> Goal:
In the listing below, find every line with the string "arrow" and pull it out.

> Records for the task:
>> start
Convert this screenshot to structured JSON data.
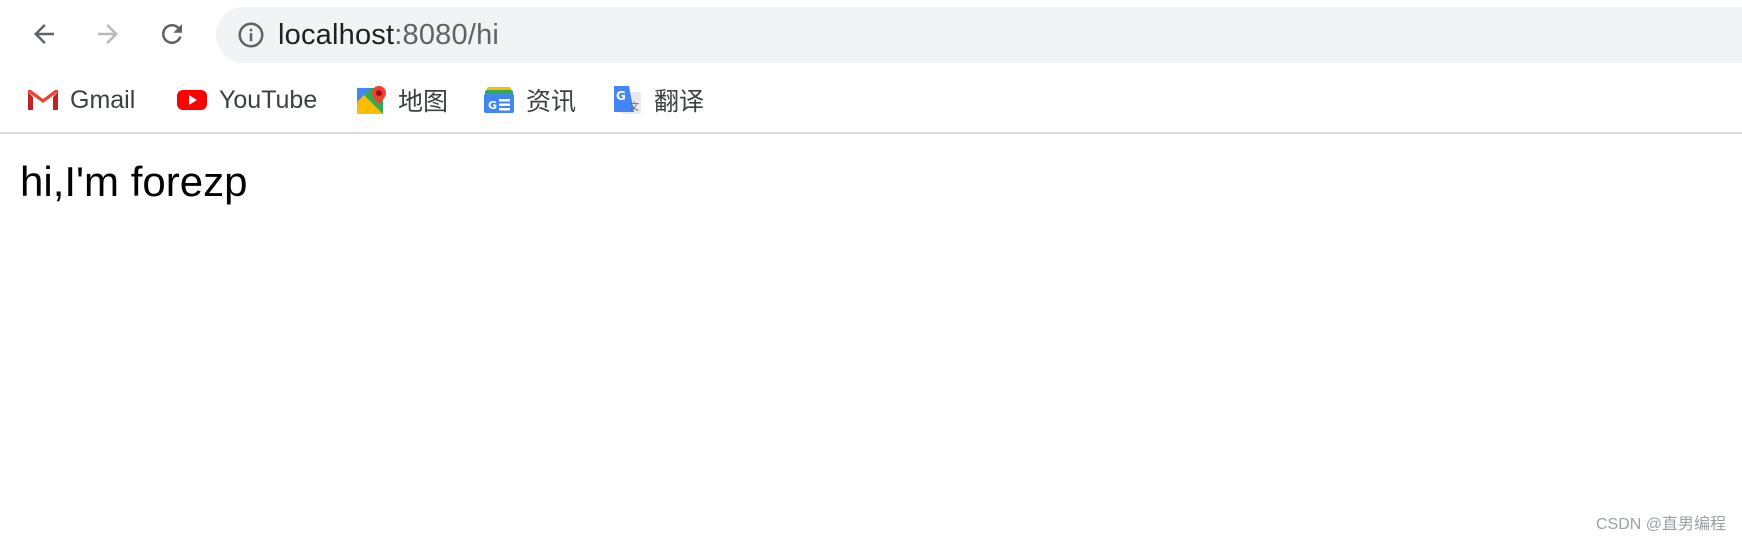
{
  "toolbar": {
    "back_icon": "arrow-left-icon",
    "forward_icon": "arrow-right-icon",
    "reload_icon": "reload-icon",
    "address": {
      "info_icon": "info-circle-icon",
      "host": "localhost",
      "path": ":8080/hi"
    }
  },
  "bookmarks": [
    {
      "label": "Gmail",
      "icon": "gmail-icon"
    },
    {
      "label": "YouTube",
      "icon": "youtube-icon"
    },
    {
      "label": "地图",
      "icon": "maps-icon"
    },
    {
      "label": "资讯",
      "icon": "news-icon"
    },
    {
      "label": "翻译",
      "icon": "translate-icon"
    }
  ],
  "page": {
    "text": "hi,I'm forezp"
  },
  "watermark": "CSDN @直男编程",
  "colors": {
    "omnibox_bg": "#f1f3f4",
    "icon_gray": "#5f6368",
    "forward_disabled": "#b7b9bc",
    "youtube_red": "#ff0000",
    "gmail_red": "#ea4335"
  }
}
>> end
>> start
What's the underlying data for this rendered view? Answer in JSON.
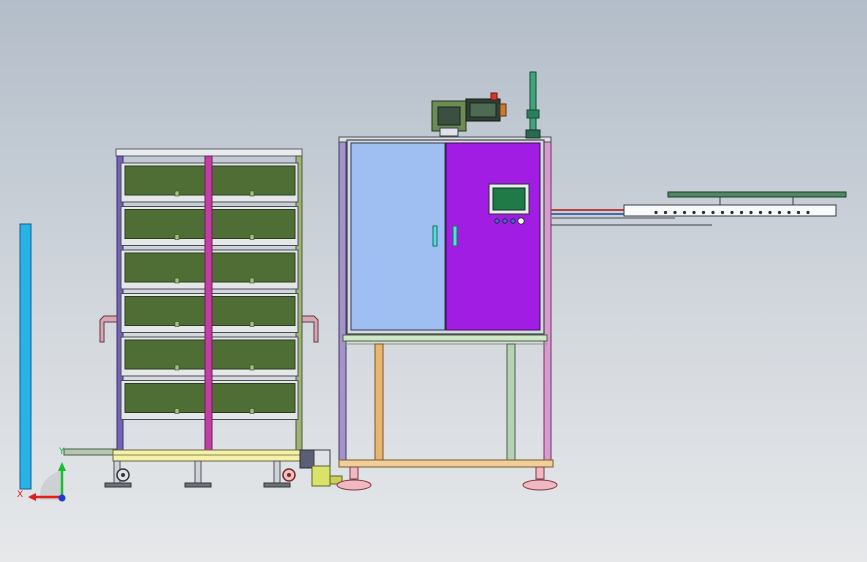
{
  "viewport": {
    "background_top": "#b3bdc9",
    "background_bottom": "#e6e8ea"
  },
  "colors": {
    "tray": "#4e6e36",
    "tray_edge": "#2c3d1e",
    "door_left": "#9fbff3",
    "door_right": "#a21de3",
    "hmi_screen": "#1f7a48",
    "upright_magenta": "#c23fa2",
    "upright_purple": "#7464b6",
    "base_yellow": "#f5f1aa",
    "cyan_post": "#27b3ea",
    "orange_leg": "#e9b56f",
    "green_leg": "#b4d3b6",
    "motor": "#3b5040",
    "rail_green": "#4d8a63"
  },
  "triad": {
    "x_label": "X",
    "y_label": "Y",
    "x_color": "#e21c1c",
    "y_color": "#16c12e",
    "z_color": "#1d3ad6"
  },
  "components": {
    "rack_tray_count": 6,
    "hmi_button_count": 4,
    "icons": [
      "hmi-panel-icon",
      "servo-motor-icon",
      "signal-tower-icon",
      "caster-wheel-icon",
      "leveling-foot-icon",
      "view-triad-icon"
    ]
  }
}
>> end
>> start
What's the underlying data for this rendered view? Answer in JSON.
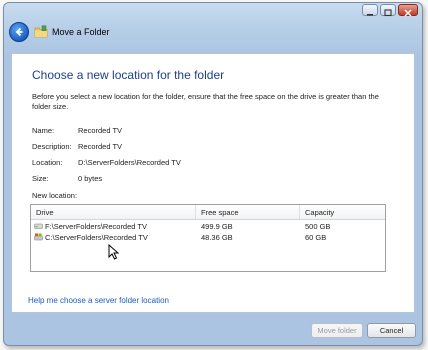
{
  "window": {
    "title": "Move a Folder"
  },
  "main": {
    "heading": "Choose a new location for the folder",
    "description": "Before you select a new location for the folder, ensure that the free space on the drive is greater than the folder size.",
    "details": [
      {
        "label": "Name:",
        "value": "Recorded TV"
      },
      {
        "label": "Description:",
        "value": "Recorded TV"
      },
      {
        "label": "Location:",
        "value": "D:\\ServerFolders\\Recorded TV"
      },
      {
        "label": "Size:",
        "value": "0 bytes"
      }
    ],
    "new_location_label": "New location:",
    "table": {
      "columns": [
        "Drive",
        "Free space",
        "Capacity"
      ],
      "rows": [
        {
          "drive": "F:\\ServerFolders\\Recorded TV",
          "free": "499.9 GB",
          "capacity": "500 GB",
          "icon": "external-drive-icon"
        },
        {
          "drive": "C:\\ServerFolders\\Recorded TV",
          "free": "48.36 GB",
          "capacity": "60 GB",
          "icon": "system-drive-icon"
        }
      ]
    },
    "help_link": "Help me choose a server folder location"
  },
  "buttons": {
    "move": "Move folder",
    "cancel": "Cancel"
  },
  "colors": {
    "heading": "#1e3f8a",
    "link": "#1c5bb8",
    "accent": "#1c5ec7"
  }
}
>> end
> Answer to this exercise:
    "back_icon": "arrow-left-icon",
    "forward_icon": "arrow-right-icon",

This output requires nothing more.